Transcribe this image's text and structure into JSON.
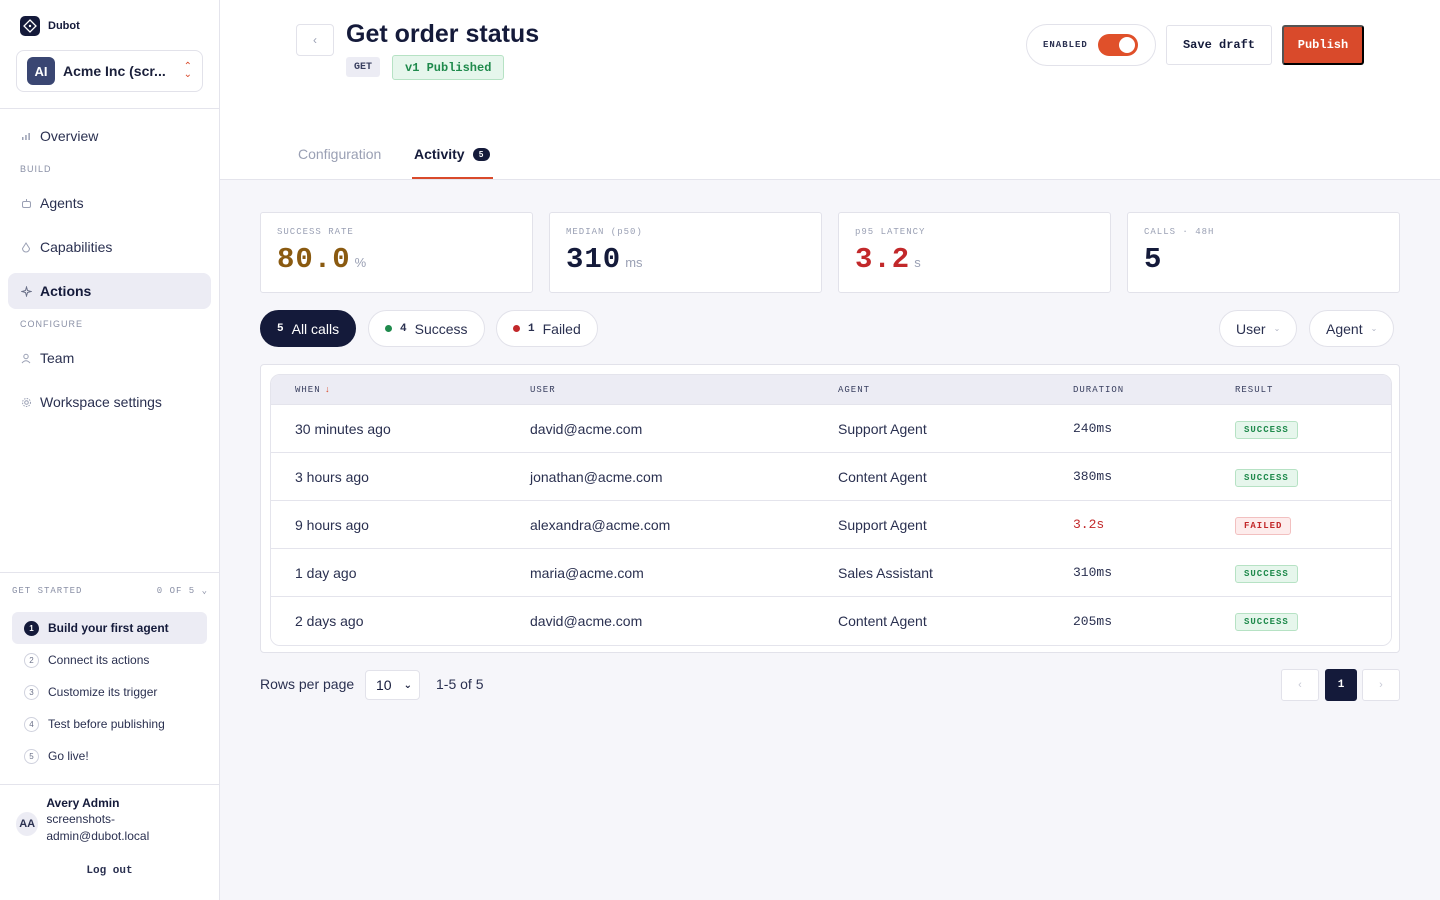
{
  "brand": {
    "name": "Dubot"
  },
  "workspace": {
    "initials": "AI",
    "name": "Acme Inc (scr..."
  },
  "nav": {
    "overview": "Overview",
    "section_build": "BUILD",
    "agents": "Agents",
    "capabilities": "Capabilities",
    "actions": "Actions",
    "section_configure": "CONFIGURE",
    "team": "Team",
    "workspace_settings": "Workspace settings"
  },
  "get_started": {
    "title": "GET STARTED",
    "progress": "0 OF 5",
    "steps": [
      {
        "num": "1",
        "label": "Build your first agent"
      },
      {
        "num": "2",
        "label": "Connect its actions"
      },
      {
        "num": "3",
        "label": "Customize its trigger"
      },
      {
        "num": "4",
        "label": "Test before publishing"
      },
      {
        "num": "5",
        "label": "Go live!"
      }
    ]
  },
  "user": {
    "initials": "AA",
    "name": "Avery Admin",
    "email": "screenshots-admin@dubot.local",
    "logout": "Log out"
  },
  "header": {
    "back_icon": "chevron-left-icon",
    "title": "Get order status",
    "method": "GET",
    "version": "v1 Published",
    "toggle_label": "ENABLED",
    "toggle_on": true,
    "save_draft": "Save draft",
    "publish": "Publish"
  },
  "tabs": [
    {
      "label": "Configuration"
    },
    {
      "label": "Activity",
      "count": "5"
    }
  ],
  "stats": [
    {
      "label": "SUCCESS RATE",
      "value": "80.0",
      "unit": "%",
      "color": "#8a5a10"
    },
    {
      "label": "MEDIAN (p50)",
      "value": "310",
      "unit": "ms",
      "color": "#141a3a"
    },
    {
      "label": "p95 LATENCY",
      "value": "3.2",
      "unit": "s",
      "color": "#c2282a"
    },
    {
      "label": "CALLS · 48H",
      "value": "5",
      "unit": "",
      "color": "#141a3a"
    }
  ],
  "filters": {
    "all": {
      "count": "5",
      "label": "All calls"
    },
    "success": {
      "count": "4",
      "label": "Success",
      "color": "#1f8a4c"
    },
    "failed": {
      "count": "1",
      "label": "Failed",
      "color": "#c2282a"
    },
    "user_dropdown": "User",
    "agent_dropdown": "Agent"
  },
  "table": {
    "headers": {
      "when": "WHEN",
      "user": "USER",
      "agent": "AGENT",
      "duration": "DURATION",
      "result": "RESULT"
    },
    "rows": [
      {
        "when": "30 minutes ago",
        "user": "david@acme.com",
        "agent": "Support Agent",
        "duration": "240ms",
        "result": "SUCCESS"
      },
      {
        "when": "3 hours ago",
        "user": "jonathan@acme.com",
        "agent": "Content Agent",
        "duration": "380ms",
        "result": "SUCCESS"
      },
      {
        "when": "9 hours ago",
        "user": "alexandra@acme.com",
        "agent": "Support Agent",
        "duration": "3.2s",
        "result": "FAILED"
      },
      {
        "when": "1 day ago",
        "user": "maria@acme.com",
        "agent": "Sales Assistant",
        "duration": "310ms",
        "result": "SUCCESS"
      },
      {
        "when": "2 days ago",
        "user": "david@acme.com",
        "agent": "Content Agent",
        "duration": "205ms",
        "result": "SUCCESS"
      }
    ]
  },
  "pagination": {
    "rows_label": "Rows per page",
    "rows_value": "10",
    "range": "1-5 of 5",
    "page": "1"
  }
}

========

*Task requirements:* Repeat the data exactly, without the pictures.

*Solution:*
Transcribe this image's text and structure into JSON.
{
  "brand": {
    "name": "Dubot"
  },
  "workspace": {
    "initials": "AI",
    "name": "Acme Inc (scr..."
  },
  "nav": {
    "overview": "Overview",
    "section_build": "BUILD",
    "agents": "Agents",
    "capabilities": "Capabilities",
    "actions": "Actions",
    "section_configure": "CONFIGURE",
    "team": "Team",
    "workspace_settings": "Workspace settings"
  },
  "get_started": {
    "title": "GET STARTED",
    "progress": "0 OF 5",
    "steps": [
      {
        "num": "1",
        "label": "Build your first agent"
      },
      {
        "num": "2",
        "label": "Connect its actions"
      },
      {
        "num": "3",
        "label": "Customize its trigger"
      },
      {
        "num": "4",
        "label": "Test before publishing"
      },
      {
        "num": "5",
        "label": "Go live!"
      }
    ]
  },
  "user": {
    "initials": "AA",
    "name": "Avery Admin",
    "email": "screenshots-admin@dubot.local",
    "logout": "Log out"
  },
  "header": {
    "back_icon": "chevron-left-icon",
    "title": "Get order status",
    "method": "GET",
    "version": "v1 Published",
    "toggle_label": "ENABLED",
    "toggle_on": true,
    "save_draft": "Save draft",
    "publish": "Publish"
  },
  "tabs": [
    {
      "label": "Configuration"
    },
    {
      "label": "Activity",
      "count": "5"
    }
  ],
  "stats": [
    {
      "label": "SUCCESS RATE",
      "value": "80.0",
      "unit": "%",
      "color": "#8a5a10"
    },
    {
      "label": "MEDIAN (p50)",
      "value": "310",
      "unit": "ms",
      "color": "#141a3a"
    },
    {
      "label": "p95 LATENCY",
      "value": "3.2",
      "unit": "s",
      "color": "#c2282a"
    },
    {
      "label": "CALLS · 48H",
      "value": "5",
      "unit": "",
      "color": "#141a3a"
    }
  ],
  "filters": {
    "all": {
      "count": "5",
      "label": "All calls"
    },
    "success": {
      "count": "4",
      "label": "Success",
      "color": "#1f8a4c"
    },
    "failed": {
      "count": "1",
      "label": "Failed",
      "color": "#c2282a"
    },
    "user_dropdown": "User",
    "agent_dropdown": "Agent"
  },
  "table": {
    "headers": {
      "when": "WHEN",
      "user": "USER",
      "agent": "AGENT",
      "duration": "DURATION",
      "result": "RESULT"
    },
    "rows": [
      {
        "when": "30 minutes ago",
        "user": "david@acme.com",
        "agent": "Support Agent",
        "duration": "240ms",
        "result": "SUCCESS"
      },
      {
        "when": "3 hours ago",
        "user": "jonathan@acme.com",
        "agent": "Content Agent",
        "duration": "380ms",
        "result": "SUCCESS"
      },
      {
        "when": "9 hours ago",
        "user": "alexandra@acme.com",
        "agent": "Support Agent",
        "duration": "3.2s",
        "result": "FAILED"
      },
      {
        "when": "1 day ago",
        "user": "maria@acme.com",
        "agent": "Sales Assistant",
        "duration": "310ms",
        "result": "SUCCESS"
      },
      {
        "when": "2 days ago",
        "user": "david@acme.com",
        "agent": "Content Agent",
        "duration": "205ms",
        "result": "SUCCESS"
      }
    ]
  },
  "pagination": {
    "rows_label": "Rows per page",
    "rows_value": "10",
    "range": "1-5 of 5",
    "page": "1"
  }
}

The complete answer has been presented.